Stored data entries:
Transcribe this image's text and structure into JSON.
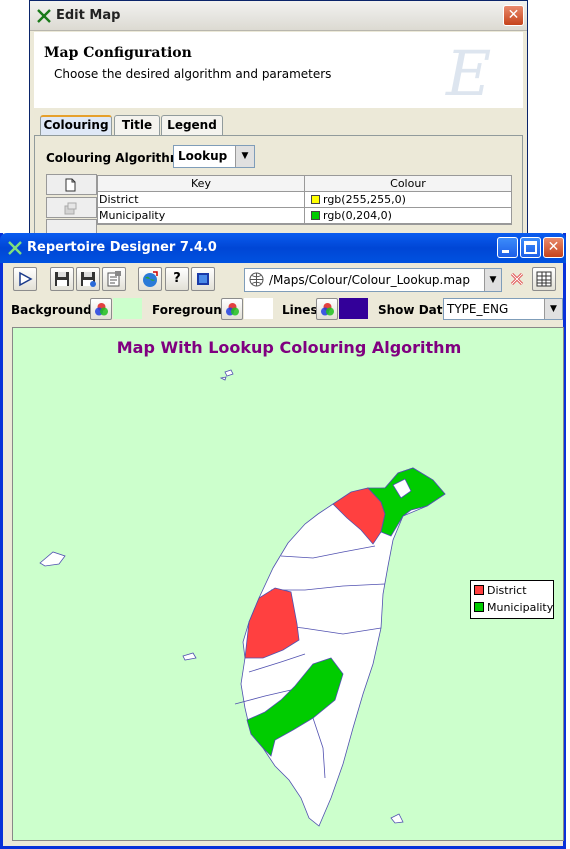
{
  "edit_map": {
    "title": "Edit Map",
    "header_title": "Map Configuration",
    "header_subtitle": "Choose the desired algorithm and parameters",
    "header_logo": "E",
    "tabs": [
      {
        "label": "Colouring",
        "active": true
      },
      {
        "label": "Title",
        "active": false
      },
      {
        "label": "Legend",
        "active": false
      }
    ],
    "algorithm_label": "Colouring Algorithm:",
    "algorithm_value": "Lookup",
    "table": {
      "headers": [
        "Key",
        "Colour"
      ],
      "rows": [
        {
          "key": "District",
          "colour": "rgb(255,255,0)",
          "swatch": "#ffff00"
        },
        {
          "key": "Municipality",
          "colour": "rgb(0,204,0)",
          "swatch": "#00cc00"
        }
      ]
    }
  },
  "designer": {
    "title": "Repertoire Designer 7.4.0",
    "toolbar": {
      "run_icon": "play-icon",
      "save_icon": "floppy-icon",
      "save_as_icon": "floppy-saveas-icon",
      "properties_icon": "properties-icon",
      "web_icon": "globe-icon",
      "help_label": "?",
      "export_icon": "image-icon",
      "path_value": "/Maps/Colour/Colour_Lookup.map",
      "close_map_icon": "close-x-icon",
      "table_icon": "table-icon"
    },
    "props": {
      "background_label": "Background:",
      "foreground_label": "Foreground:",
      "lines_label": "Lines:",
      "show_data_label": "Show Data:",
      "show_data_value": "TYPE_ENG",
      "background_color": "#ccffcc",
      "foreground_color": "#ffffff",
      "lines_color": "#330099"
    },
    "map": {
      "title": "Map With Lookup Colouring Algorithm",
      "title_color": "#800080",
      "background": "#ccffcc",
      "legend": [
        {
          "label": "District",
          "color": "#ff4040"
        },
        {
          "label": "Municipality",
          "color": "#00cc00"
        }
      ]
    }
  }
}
* * *
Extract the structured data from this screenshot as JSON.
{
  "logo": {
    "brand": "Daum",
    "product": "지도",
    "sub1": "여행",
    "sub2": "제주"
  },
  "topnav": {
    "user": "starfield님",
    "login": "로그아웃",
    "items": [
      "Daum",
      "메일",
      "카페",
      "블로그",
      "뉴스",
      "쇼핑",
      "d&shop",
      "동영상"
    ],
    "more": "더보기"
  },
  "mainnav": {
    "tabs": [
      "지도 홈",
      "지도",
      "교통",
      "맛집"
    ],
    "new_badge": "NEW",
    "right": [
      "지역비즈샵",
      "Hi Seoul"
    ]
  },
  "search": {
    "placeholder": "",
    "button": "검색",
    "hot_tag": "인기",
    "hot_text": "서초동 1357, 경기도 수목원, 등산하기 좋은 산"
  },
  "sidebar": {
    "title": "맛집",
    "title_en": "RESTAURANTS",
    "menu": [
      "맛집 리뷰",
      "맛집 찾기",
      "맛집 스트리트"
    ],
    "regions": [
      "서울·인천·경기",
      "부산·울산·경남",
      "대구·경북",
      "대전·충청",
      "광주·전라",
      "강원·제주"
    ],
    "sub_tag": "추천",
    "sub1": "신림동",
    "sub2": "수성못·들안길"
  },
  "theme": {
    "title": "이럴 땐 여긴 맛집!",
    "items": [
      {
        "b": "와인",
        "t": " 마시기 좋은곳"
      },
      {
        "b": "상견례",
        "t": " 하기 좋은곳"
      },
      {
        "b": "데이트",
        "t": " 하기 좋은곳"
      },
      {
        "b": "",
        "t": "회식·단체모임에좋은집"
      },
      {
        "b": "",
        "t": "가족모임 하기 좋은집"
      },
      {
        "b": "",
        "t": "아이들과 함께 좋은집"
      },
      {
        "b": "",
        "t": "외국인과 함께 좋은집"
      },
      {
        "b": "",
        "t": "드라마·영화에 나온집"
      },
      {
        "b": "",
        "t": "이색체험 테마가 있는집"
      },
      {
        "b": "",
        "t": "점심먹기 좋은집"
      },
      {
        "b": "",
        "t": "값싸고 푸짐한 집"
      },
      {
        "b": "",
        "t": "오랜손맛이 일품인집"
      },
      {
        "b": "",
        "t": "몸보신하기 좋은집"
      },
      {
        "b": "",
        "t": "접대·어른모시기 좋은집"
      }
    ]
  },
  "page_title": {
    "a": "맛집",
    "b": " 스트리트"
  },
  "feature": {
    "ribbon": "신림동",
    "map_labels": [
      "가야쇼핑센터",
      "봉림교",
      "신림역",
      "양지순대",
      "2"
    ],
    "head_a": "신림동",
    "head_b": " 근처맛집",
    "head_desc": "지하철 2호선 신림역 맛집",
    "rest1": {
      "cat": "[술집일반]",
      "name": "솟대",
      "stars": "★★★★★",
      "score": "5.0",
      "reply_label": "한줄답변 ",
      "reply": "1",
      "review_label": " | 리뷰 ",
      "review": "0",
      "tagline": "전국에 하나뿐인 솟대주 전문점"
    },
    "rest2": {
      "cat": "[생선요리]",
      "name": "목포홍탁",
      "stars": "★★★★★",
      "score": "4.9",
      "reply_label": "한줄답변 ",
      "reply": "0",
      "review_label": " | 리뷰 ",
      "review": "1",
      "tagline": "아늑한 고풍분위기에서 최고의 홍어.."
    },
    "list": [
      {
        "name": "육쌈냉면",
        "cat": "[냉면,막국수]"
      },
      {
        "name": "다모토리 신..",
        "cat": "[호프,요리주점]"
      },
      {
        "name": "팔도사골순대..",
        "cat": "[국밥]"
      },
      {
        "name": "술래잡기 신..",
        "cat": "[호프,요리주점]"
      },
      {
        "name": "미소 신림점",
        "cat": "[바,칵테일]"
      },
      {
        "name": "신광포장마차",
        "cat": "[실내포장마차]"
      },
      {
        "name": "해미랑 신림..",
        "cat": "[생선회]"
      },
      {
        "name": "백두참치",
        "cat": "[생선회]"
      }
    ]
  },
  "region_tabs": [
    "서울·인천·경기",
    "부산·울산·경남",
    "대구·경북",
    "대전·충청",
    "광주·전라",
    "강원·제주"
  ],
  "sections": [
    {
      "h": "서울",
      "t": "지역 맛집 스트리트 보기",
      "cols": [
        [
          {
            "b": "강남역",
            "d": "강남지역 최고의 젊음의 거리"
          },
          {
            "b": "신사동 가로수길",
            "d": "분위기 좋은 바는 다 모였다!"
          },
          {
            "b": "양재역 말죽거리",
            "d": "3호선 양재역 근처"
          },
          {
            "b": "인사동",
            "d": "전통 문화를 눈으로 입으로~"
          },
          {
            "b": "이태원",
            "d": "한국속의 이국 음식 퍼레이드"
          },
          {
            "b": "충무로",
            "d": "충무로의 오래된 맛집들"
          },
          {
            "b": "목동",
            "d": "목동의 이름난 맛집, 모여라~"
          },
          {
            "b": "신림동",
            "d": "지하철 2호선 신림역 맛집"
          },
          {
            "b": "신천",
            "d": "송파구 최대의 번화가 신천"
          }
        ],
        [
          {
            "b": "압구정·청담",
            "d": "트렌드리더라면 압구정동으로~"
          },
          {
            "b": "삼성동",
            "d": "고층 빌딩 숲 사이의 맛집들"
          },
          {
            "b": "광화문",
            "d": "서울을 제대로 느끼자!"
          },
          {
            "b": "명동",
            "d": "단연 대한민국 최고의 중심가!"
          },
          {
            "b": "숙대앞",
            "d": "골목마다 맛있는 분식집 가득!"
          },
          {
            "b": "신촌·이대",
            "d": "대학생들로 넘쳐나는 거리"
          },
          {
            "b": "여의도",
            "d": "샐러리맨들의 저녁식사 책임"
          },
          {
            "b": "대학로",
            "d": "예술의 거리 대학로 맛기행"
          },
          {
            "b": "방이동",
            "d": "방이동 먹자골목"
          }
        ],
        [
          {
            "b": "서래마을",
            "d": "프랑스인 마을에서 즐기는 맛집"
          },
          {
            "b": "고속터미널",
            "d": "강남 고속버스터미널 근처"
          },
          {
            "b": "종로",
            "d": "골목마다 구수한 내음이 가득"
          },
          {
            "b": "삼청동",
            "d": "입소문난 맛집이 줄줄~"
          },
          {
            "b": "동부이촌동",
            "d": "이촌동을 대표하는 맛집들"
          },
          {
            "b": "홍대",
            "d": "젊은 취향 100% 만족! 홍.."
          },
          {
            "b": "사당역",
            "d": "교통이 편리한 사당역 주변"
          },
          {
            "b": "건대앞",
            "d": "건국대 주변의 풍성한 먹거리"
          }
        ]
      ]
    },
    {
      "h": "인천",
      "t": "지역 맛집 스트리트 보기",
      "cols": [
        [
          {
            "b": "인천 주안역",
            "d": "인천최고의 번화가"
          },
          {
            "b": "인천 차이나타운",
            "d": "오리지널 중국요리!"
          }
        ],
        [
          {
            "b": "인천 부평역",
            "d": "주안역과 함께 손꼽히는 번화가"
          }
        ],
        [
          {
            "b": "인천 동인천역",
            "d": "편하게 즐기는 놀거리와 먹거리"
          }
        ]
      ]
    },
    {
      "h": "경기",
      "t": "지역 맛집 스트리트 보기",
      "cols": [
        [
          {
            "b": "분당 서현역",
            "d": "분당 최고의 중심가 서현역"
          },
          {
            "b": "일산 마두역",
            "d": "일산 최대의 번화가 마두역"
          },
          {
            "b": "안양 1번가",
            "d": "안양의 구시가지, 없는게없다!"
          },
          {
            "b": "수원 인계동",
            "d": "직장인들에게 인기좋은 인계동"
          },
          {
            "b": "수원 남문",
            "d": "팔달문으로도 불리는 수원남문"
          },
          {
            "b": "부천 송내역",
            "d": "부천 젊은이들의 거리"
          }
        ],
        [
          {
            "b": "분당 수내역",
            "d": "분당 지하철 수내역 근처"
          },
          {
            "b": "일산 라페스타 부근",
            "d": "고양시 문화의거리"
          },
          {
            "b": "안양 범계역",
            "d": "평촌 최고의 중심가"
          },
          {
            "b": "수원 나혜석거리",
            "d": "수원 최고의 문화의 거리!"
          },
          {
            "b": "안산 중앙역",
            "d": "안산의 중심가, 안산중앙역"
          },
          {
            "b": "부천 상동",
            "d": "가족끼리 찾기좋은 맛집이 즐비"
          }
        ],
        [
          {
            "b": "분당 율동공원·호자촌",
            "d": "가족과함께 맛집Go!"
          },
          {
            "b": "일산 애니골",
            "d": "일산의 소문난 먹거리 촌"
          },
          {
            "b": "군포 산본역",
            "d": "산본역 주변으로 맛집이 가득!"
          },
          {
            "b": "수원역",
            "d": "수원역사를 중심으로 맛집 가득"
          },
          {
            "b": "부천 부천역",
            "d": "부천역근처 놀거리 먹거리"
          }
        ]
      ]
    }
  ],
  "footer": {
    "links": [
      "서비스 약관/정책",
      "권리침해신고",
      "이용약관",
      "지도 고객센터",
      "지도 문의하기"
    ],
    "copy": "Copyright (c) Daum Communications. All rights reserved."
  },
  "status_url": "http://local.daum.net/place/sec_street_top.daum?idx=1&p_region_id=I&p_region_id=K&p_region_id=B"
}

**What is needed:**
Copy out each line of the data containing the string "image".

**Result below:**
Transcribe this image's text and structure into JSON.
      "export_icon": "image-icon",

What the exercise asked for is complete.